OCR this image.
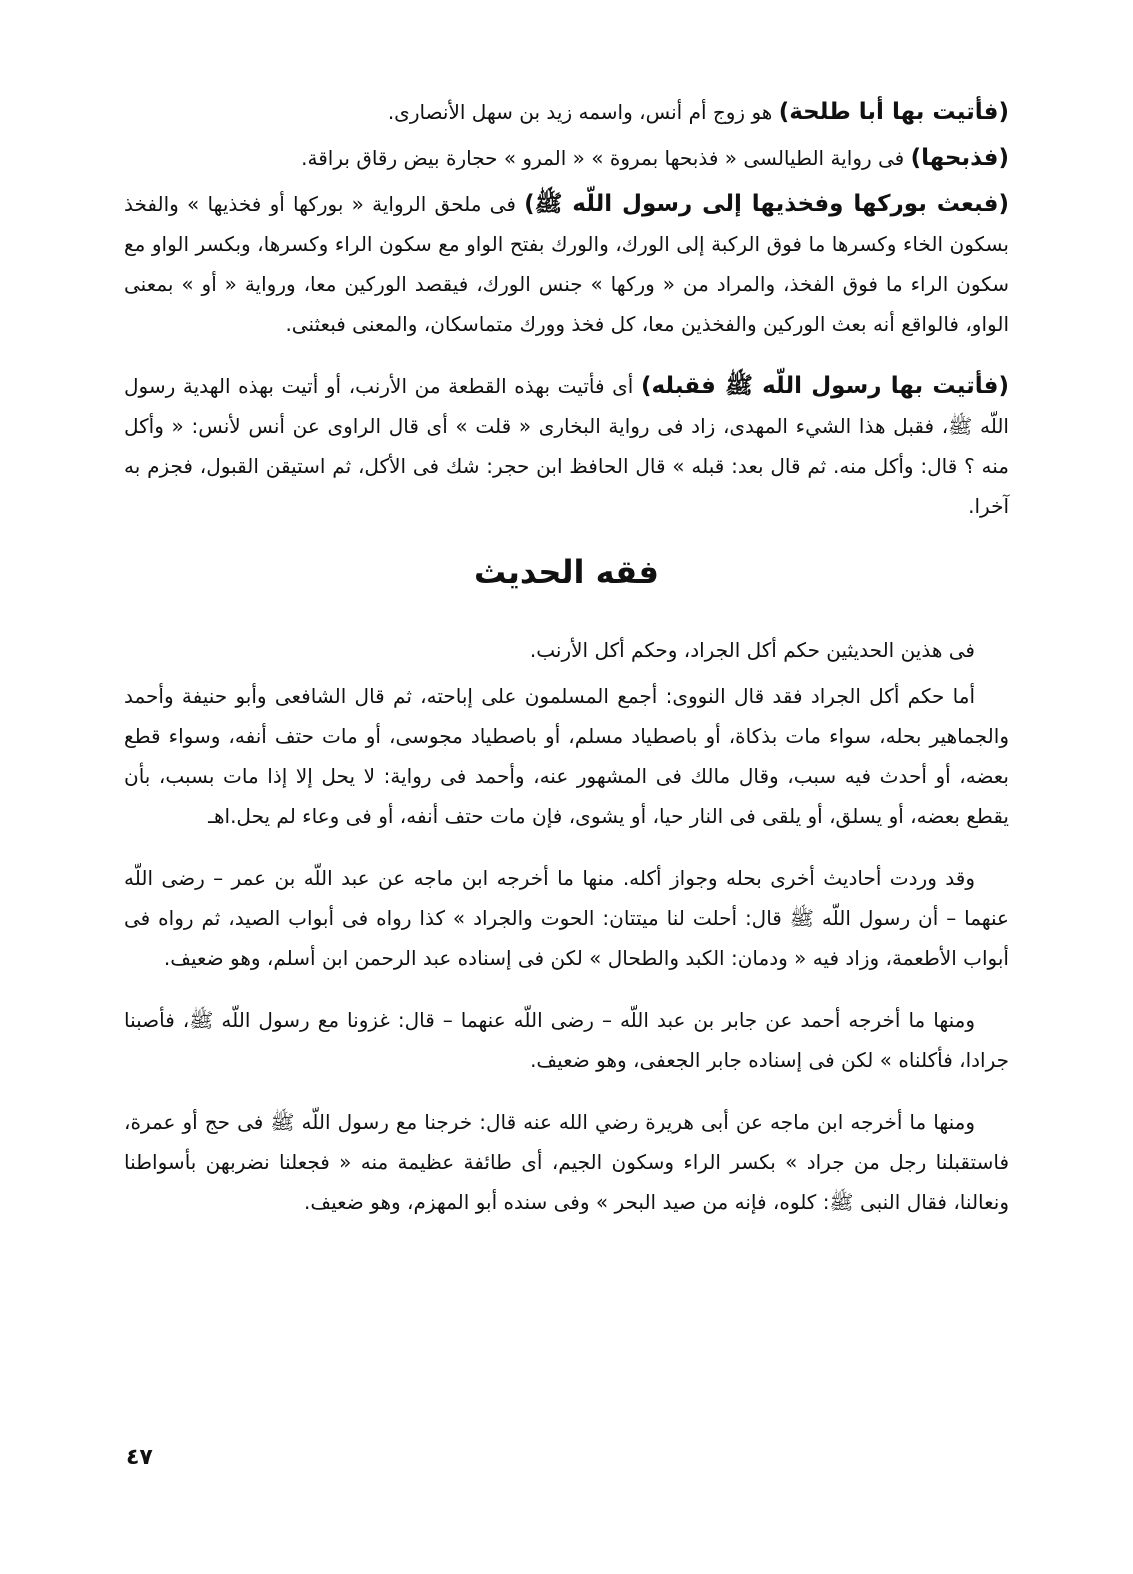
(فأتيت بها أبا طلحة) هو زوج أم أنس، واسمه زيد بن سهل الأنصارى.

(فذبحها) فى رواية الطيالسى « فذبحها بمروة » « المرو » حجارة بيض رقاق براقة.

(فبعث بوركها وفخذيها إلى رسول اللّه ﷺ) فى ملحق الرواية « بوركها أو فخذيها » والفخذ بسكون الخاء وكسرها ما فوق الركبة إلى الورك، والورك بفتح الواو مع سكون الراء وكسرها، وبكسر الواو مع سكون الراء ما فوق الفخذ، والمراد من « وركها » جنس الورك، فيقصد الوركين معا، ورواية « أو » بمعنى الواو، فالواقع أنه بعث الوركين والفخذين معا، كل فخذ وورك متماسكان، والمعنى فبعثنى.

(فأتيت بها رسول اللّه ﷺ فقبله) أى فأتيت بهذه القطعة من الأرنب، أو أتيت بهذه الهدية رسول اللّه ﷺ، فقبل هذا الشيء المهدى، زاد فى رواية البخارى « قلت » أى قال الراوى عن أنس لأنس: « وأكل منه ؟ قال: وأكل منه. ثم قال بعد: قبله » قال الحافظ ابن حجر: شك فى الأكل، ثم استيقن القبول، فجزم به آخرا.

فقه الحديث

فى هذين الحديثين حكم أكل الجراد، وحكم أكل الأرنب.

أما حكم أكل الجراد فقد قال النووى: أجمع المسلمون على إباحته، ثم قال الشافعى وأبو حنيفة وأحمد والجماهير بحله، سواء مات بذكاة، أو باصطياد مسلم، أو باصطياد مجوسى، أو مات حتف أنفه، وسواء قطع بعضه، أو أحدث فيه سبب، وقال مالك فى المشهور عنه، وأحمد فى رواية: لا يحل إلا إذا مات بسبب، بأن يقطع بعضه، أو يسلق، أو يلقى فى النار حيا، أو يشوى، فإن مات حتف أنفه، أو فى وعاء لم يحل.اهـ

وقد وردت أحاديث أخرى بحله وجواز أكله. منها ما أخرجه ابن ماجه عن عبد اللّه بن عمر – رضى اللّه عنهما – أن رسول اللّه ﷺ قال: أحلت لنا ميتتان: الحوت والجراد » كذا رواه فى أبواب الصيد، ثم رواه فى أبواب الأطعمة، وزاد فيه « ودمان: الكبد والطحال » لكن فى إسناده عبد الرحمن ابن أسلم، وهو ضعيف.

ومنها ما أخرجه أحمد عن جابر بن عبد اللّه – رضى اللّه عنهما – قال: غزونا مع رسول اللّه ﷺ، فأصبنا جرادا، فأكلناه » لكن فى إسناده جابر الجعفى، وهو ضعيف.

ومنها ما أخرجه ابن ماجه عن أبى هريرة رضي الله عنه قال: خرجنا مع رسول اللّه ﷺ فى حج أو عمرة، فاستقبلنا رجل من جراد » بكسر الراء وسكون الجيم، أى طائفة عظيمة منه « فجعلنا نضربهن بأسواطنا ونعالنا، فقال النبى ﷺ: كلوه، فإنه من صيد البحر » وفى سنده أبو المهزم، وهو ضعيف.

٤٧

> [REQUIRED TASK]: Give back all entries exactly. No pictures belong in the copy.

> [SOLUTION]:
OCR this image.
(فأتيت بها أبا طلحة) هو زوج أم أنس، واسمه زيد بن سهل الأنصارى.

(فذبحها) فى رواية الطيالسى « فذبحها بمروة » « المرو » حجارة بيض رقاق براقة.

(فبعث بوركها وفخذيها إلى رسول اللّه ﷺ) فى ملحق الرواية « بوركها أو فخذيها » والفخذ بسكون الخاء وكسرها ما فوق الركبة إلى الورك، والورك بفتح الواو مع سكون الراء وكسرها، وبكسر الواو مع سكون الراء ما فوق الفخذ، والمراد من « وركها » جنس الورك، فيقصد الوركين معا، ورواية « أو » بمعنى الواو، فالواقع أنه بعث الوركين والفخذين معا، كل فخذ وورك متماسكان، والمعنى فبعثنى.

(فأتيت بها رسول اللّه ﷺ فقبله) أى فأتيت بهذه القطعة من الأرنب، أو أتيت بهذه الهدية رسول اللّه ﷺ، فقبل هذا الشيء المهدى، زاد فى رواية البخارى « قلت » أى قال الراوى عن أنس لأنس: « وأكل منه ؟ قال: وأكل منه. ثم قال بعد: قبله » قال الحافظ ابن حجر: شك فى الأكل، ثم استيقن القبول، فجزم به آخرا.

فقه الحديث

فى هذين الحديثين حكم أكل الجراد، وحكم أكل الأرنب.

أما حكم أكل الجراد فقد قال النووى: أجمع المسلمون على إباحته، ثم قال الشافعى وأبو حنيفة وأحمد والجماهير بحله، سواء مات بذكاة، أو باصطياد مسلم، أو باصطياد مجوسى، أو مات حتف أنفه، وسواء قطع بعضه، أو أحدث فيه سبب، وقال مالك فى المشهور عنه، وأحمد فى رواية: لا يحل إلا إذا مات بسبب، بأن يقطع بعضه، أو يسلق، أو يلقى فى النار حيا، أو يشوى، فإن مات حتف أنفه، أو فى وعاء لم يحل.اهـ

وقد وردت أحاديث أخرى بحله وجواز أكله. منها ما أخرجه ابن ماجه عن عبد اللّه بن عمر – رضى اللّه عنهما – أن رسول اللّه ﷺ قال: أحلت لنا ميتتان: الحوت والجراد » كذا رواه فى أبواب الصيد، ثم رواه فى أبواب الأطعمة، وزاد فيه « ودمان: الكبد والطحال » لكن فى إسناده عبد الرحمن ابن أسلم، وهو ضعيف.

ومنها ما أخرجه أحمد عن جابر بن عبد اللّه – رضى اللّه عنهما – قال: غزونا مع رسول اللّه ﷺ، فأصبنا جرادا، فأكلناه » لكن فى إسناده جابر الجعفى، وهو ضعيف.

ومنها ما أخرجه ابن ماجه عن أبى هريرة رضي الله عنه قال: خرجنا مع رسول اللّه ﷺ فى حج أو عمرة، فاستقبلنا رجل من جراد » بكسر الراء وسكون الجيم، أى طائفة عظيمة منه « فجعلنا نضربهن بأسواطنا ونعالنا، فقال النبى ﷺ: كلوه، فإنه من صيد البحر » وفى سنده أبو المهزم، وهو ضعيف.

٤٧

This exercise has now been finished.